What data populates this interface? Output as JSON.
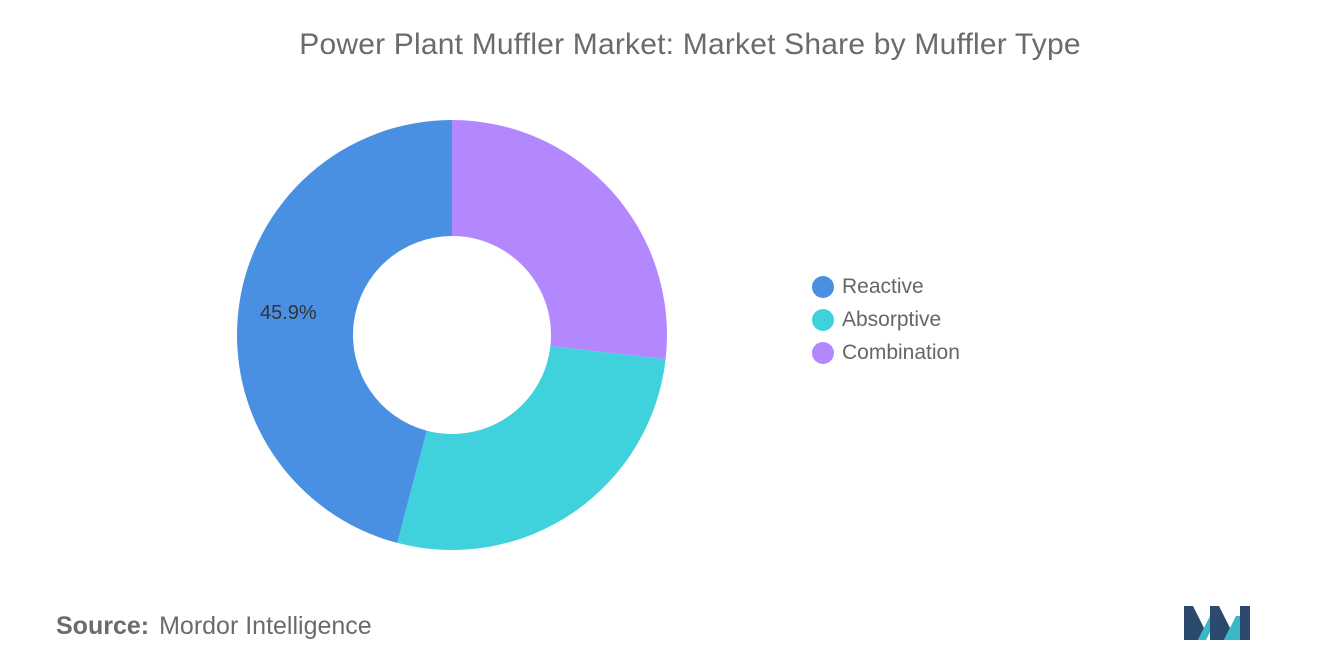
{
  "chart_data": {
    "type": "pie",
    "title": "Power Plant Muffler Market: Market Share by Muffler Type",
    "slices": [
      {
        "label": "Combination",
        "value": 26.8,
        "color": "#b388ff",
        "value_label": ""
      },
      {
        "label": "Absorptive",
        "value": 27.3,
        "color": "#40d2dc",
        "value_label": ""
      },
      {
        "label": "Reactive",
        "value": 45.9,
        "color": "#4a90e2",
        "value_label": "45.9%"
      }
    ],
    "legend": {
      "placement": "right",
      "entries": [
        {
          "label": "Reactive",
          "color": "#4a90e2"
        },
        {
          "label": "Absorptive",
          "color": "#40d2dc"
        },
        {
          "label": "Combination",
          "color": "#b388ff"
        }
      ]
    },
    "donut": true
  },
  "footer": {
    "source_prefix": "Source:",
    "source_name": "Mordor Intelligence"
  },
  "logo": {
    "icon": "mordor-intelligence-logo-icon",
    "colors": [
      "#2c4a6e",
      "#3ab7c9"
    ]
  }
}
● ● ● ●
Exclude all images and restate the records above word for word.

What data populates this interface? Output as JSON.
{
  "chart_data": {
    "type": "pie",
    "title": "Power Plant Muffler Market: Market Share by Muffler Type",
    "slices": [
      {
        "label": "Combination",
        "value": 26.8,
        "color": "#b388ff",
        "value_label": ""
      },
      {
        "label": "Absorptive",
        "value": 27.3,
        "color": "#40d2dc",
        "value_label": ""
      },
      {
        "label": "Reactive",
        "value": 45.9,
        "color": "#4a90e2",
        "value_label": "45.9%"
      }
    ],
    "legend": {
      "placement": "right",
      "entries": [
        {
          "label": "Reactive",
          "color": "#4a90e2"
        },
        {
          "label": "Absorptive",
          "color": "#40d2dc"
        },
        {
          "label": "Combination",
          "color": "#b388ff"
        }
      ]
    },
    "donut": true
  },
  "footer": {
    "source_prefix": "Source:",
    "source_name": "Mordor Intelligence"
  },
  "logo": {
    "icon": "mordor-intelligence-logo-icon",
    "colors": [
      "#2c4a6e",
      "#3ab7c9"
    ]
  }
}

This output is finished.